■ Objective:
Put all of the data below into a two-column CSV with the headers "prompt" and "response". Give one row for each description and its answer, placing each in a single quoted field and replacing line breaks with spaces.
※ ※ ※
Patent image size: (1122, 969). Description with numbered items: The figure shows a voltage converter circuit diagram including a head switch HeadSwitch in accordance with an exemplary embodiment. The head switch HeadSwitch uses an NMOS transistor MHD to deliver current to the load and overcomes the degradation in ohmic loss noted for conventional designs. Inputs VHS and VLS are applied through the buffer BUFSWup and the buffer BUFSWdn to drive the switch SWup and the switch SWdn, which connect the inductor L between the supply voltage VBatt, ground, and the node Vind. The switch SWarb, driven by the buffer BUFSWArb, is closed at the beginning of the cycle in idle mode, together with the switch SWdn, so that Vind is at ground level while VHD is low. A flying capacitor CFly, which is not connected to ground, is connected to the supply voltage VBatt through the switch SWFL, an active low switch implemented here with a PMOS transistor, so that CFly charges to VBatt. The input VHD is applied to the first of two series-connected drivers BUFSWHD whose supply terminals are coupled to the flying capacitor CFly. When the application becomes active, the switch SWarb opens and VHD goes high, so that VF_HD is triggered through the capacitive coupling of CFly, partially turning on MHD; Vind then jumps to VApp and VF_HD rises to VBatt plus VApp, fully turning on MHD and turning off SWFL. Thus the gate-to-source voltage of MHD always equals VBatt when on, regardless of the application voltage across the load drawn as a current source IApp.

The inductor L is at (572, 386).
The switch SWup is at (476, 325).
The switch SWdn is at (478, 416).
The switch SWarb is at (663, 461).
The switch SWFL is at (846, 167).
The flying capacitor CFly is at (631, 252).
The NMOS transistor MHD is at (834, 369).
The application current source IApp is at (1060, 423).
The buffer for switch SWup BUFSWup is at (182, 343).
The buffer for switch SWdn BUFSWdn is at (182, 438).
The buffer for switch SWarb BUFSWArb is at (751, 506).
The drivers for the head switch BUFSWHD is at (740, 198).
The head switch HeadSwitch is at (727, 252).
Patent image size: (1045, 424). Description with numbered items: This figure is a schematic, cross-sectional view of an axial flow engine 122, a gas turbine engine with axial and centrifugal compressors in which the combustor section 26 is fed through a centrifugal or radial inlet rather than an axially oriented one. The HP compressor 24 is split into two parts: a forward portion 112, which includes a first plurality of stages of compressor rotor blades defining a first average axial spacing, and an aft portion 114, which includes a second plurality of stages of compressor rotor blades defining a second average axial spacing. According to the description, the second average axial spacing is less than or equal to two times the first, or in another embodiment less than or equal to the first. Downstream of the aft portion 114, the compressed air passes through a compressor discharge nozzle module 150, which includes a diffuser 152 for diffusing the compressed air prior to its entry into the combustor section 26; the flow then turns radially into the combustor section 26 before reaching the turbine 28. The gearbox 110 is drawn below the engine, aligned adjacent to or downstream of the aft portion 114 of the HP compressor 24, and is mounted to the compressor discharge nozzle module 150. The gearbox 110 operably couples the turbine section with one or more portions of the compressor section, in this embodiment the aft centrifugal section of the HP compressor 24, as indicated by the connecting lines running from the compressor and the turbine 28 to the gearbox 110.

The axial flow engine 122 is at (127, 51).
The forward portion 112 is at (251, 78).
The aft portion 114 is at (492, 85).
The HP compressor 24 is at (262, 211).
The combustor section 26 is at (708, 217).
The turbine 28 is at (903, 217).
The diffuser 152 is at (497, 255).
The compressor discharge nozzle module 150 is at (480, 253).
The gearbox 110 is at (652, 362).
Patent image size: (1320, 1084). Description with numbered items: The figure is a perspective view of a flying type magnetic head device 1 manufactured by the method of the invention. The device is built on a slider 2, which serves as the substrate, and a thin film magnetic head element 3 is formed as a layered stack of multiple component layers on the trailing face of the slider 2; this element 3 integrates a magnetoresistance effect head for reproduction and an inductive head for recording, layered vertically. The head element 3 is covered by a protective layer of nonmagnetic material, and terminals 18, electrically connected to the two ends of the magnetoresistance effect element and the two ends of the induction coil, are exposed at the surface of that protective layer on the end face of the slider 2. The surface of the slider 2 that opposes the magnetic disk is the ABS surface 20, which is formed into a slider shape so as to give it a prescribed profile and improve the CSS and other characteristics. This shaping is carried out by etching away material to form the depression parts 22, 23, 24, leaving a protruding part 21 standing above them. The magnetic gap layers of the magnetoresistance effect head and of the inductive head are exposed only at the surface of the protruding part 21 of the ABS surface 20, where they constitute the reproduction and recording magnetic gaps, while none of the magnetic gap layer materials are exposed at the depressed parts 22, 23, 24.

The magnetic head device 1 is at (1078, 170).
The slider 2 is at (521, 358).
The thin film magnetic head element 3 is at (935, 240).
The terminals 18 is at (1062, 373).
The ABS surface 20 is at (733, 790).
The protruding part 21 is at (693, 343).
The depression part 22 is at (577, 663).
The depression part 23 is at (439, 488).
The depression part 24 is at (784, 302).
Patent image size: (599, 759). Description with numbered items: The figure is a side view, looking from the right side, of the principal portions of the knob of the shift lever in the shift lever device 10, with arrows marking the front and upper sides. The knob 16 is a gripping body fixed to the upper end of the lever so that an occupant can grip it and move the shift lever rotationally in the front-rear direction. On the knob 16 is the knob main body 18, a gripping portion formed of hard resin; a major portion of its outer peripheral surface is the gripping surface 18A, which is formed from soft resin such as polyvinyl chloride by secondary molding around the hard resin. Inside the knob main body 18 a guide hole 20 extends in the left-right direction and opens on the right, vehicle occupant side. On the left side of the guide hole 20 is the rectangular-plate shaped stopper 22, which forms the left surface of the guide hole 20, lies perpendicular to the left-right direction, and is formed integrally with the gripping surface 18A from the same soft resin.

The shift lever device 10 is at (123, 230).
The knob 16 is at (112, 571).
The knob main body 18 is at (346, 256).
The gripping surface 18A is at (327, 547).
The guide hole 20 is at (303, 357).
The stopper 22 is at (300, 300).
※ ※ ※
■ Full response:
prompt,response
"Patent image size: (1122, 969). Description with numbered items: The figure shows a voltage converter circuit diagram including a head switch HeadSwitch in accordance with an exemplary embodiment. The head switch HeadSwitch uses an NMOS transistor MHD to deliver current to the load and overcomes the degradation in ohmic loss noted for conventional designs. Inputs VHS and VLS are applied through the buffer BUFSWup and the buffer BUFSWdn to drive the switch SWup and the switch SWdn, which connect the inductor L between the supply voltage VBatt, ground, and the node Vind. The switch SWarb, driven by the buffer BUFSWArb, is closed at the beginning of the cycle in idle mode, together with the switch SWdn, so that Vind is at ground level while VHD is low. A flying capacitor CFly, which is not connected to ground, is connected to the supply voltage VBatt through the switch SWFL, an active low switch implemented here with a PMOS transistor, so that CFly charges to VBatt. The input VHD is applied to the first of two series-connected drivers BUFSWHD whose supply terminals are coupled to the flying capacitor CFly. When the application becomes active, the switch SWarb opens and VHD goes high, so that VF_HD is triggered through the capacitive coupling of CFly, partially turning on MHD; Vind then jumps to VApp and VF_HD rises to VBatt plus VApp, fully turning on MHD and turning off SWFL. Thus the gate-to-source voltage of MHD always equals VBatt when on, regardless of the application voltage across the load drawn as a current source IApp.","The inductor L is at (572, 386). The switch SWup is at (476, 325). The switch SWdn is at (478, 416). The switch SWarb is at (663, 461). The switch SWFL is at (846, 167). The flying capacitor CFly is at (631, 252). The NMOS transistor MHD is at (834, 369). The application current source IApp is at (1060, 423). The buffer for switch SWup BUFSWup is at (182, 343). The buffer for switch SWdn BUFSWdn is at (182, 438). The buffer for switch SWarb BUFSWArb is at (751, 506). The drivers for the head switch BUFSWHD is at (740, 198). The head switch HeadSwitch is at (727, 252)."
"Patent image size: (1045, 424). Description with numbered items: This figure is a schematic, cross-sectional view of an axial flow engine 122, a gas turbine engine with axial and centrifugal compressors in which the combustor section 26 is fed through a centrifugal or radial inlet rather than an axially oriented one. The HP compressor 24 is split into two parts: a forward portion 112, which includes a first plurality of stages of compressor rotor blades defining a first average axial spacing, and an aft portion 114, which includes a second plurality of stages of compressor rotor blades defining a second average axial spacing. According to the description, the second average axial spacing is less than or equal to two times the first, or in another embodiment less than or equal to the first. Downstream of the aft portion 114, the compressed air passes through a compressor discharge nozzle module 150, which includes a diffuser 152 for diffusing the compressed air prior to its entry into the combustor section 26; the flow then turns radially into the combustor section 26 before reaching the turbine 28. The gearbox 110 is drawn below the engine, aligned adjacent to or downstream of the aft portion 114 of the HP compressor 24, and is mounted to the compressor discharge nozzle module 150. The gearbox 110 operably couples the turbine section with one or more portions of the compressor section, in this embodiment the aft centrifugal section of the HP compressor 24, as indicated by the connecting lines running from the compressor and the turbine 28 to the gearbox 110.","The axial flow engine 122 is at (127, 51). The forward portion 112 is at (251, 78). The aft portion 114 is at (492, 85). The HP compressor 24 is at (262, 211). The combustor section 26 is at (708, 217). The turbine 28 is at (903, 217). The diffuser 152 is at (497, 255). The compressor discharge nozzle module 150 is at (480, 253). The gearbox 110 is at (652, 362)."
"Patent image size: (1320, 1084). Description with numbered items: The figure is a perspective view of a flying type magnetic head device 1 manufactured by the method of the invention. The device is built on a slider 2, which serves as the substrate, and a thin film magnetic head element 3 is formed as a layered stack of multiple component layers on the trailing face of the slider 2; this element 3 integrates a magnetoresistance effect head for reproduction and an inductive head for recording, layered vertically. The head element 3 is covered by a protective layer of nonmagnetic material, and terminals 18, electrically connected to the two ends of the magnetoresistance effect element and the two ends of the induction coil, are exposed at the surface of that protective layer on the end face of the slider 2. The surface of the slider 2 that opposes the magnetic disk is the ABS surface 20, which is formed into a slider shape so as to give it a prescribed profile and improve the CSS and other characteristics. This shaping is carried out by etching away material to form the depression parts 22, 23, 24, leaving a protruding part 21 standing above them. The magnetic gap layers of the magnetoresistance effect head and of the inductive head are exposed only at the surface of the protruding part 21 of the ABS surface 20, where they constitute the reproduction and recording magnetic gaps, while none of the magnetic gap layer materials are exposed at the depressed parts 22, 23, 24.","The magnetic head device 1 is at (1078, 170). The slider 2 is at (521, 358). The thin film magnetic head element 3 is at (935, 240). The terminals 18 is at (1062, 373). The ABS surface 20 is at (733, 790). The protruding part 21 is at (693, 343). The depression part 22 is at (577, 663). The depression part 23 is at (439, 488). The depression part 24 is at (784, 302)."
"Patent image size: (599, 759). Description with numbered items: The figure is a side view, looking from the right side, of the principal portions of the knob of the shift lever in the shift lever device 10, with arrows marking the front and upper sides. The knob 16 is a gripping body fixed to the upper end of the lever so that an occupant can grip it and move the shift lever rotationally in the front-rear direction. On the knob 16 is the knob main body 18, a gripping portion formed of hard resin; a major portion of its outer peripheral surface is the gripping surface 18A, which is formed from soft resin such as polyvinyl chloride by secondary molding around the hard resin. Inside the knob main body 18 a guide hole 20 extends in the left-right direction and opens on the right, vehicle occupant side. On the left side of the guide hole 20 is the rectangular-plate shaped stopper 22, which forms the left surface of the guide hole 20, lies perpendicular to the left-right direction, and is formed integrally with the gripping surface 18A from the same soft resin.","The shift lever device 10 is at (123, 230). The knob 16 is at (112, 571). The knob main body 18 is at (346, 256). The gripping surface 18A is at (327, 547). The guide hole 20 is at (303, 357). The stopper 22 is at (300, 300)."